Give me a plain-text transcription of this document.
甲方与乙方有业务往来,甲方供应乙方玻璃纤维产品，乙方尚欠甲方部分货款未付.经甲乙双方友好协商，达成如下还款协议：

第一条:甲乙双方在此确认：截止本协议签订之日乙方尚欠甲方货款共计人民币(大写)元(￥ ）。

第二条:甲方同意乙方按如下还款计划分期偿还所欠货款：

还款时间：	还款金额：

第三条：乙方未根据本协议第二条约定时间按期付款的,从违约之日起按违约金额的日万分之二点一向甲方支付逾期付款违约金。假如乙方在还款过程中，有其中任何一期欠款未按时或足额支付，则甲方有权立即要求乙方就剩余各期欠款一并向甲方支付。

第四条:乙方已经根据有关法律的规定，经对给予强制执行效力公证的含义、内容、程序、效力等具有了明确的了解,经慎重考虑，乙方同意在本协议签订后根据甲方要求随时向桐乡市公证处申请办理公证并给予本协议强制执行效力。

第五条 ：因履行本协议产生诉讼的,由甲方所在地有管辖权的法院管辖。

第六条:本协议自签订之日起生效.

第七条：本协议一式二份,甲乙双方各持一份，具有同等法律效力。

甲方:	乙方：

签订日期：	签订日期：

▸ Exercise: Restate the whole of the material exactly.

▸ Solution to this task:
Give me a plain-text transcription of this document.
甲方与乙方有业务往来,甲方供应乙方玻璃纤维产品，乙方尚欠甲方部分货款未付.经甲乙双方友好协商，达成如下还款协议：

第一条:甲乙双方在此确认：截止本协议签订之日乙方尚欠甲方货款共计人民币(大写)元(￥ ）。

第二条:甲方同意乙方按如下还款计划分期偿还所欠货款：

还款时间：	还款金额：

第三条：乙方未根据本协议第二条约定时间按期付款的,从违约之日起按违约金额的日万分之二点一向甲方支付逾期付款违约金。假如乙方在还款过程中，有其中任何一期欠款未按时或足额支付，则甲方有权立即要求乙方就剩余各期欠款一并向甲方支付。

第四条:乙方已经根据有关法律的规定，经对给予强制执行效力公证的含义、内容、程序、效力等具有了明确的了解,经慎重考虑，乙方同意在本协议签订后根据甲方要求随时向桐乡市公证处申请办理公证并给予本协议强制执行效力。

第五条 ：因履行本协议产生诉讼的,由甲方所在地有管辖权的法院管辖。

第六条:本协议自签订之日起生效.

第七条：本协议一式二份,甲乙双方各持一份，具有同等法律效力。

甲方:	乙方：

签订日期：	签订日期：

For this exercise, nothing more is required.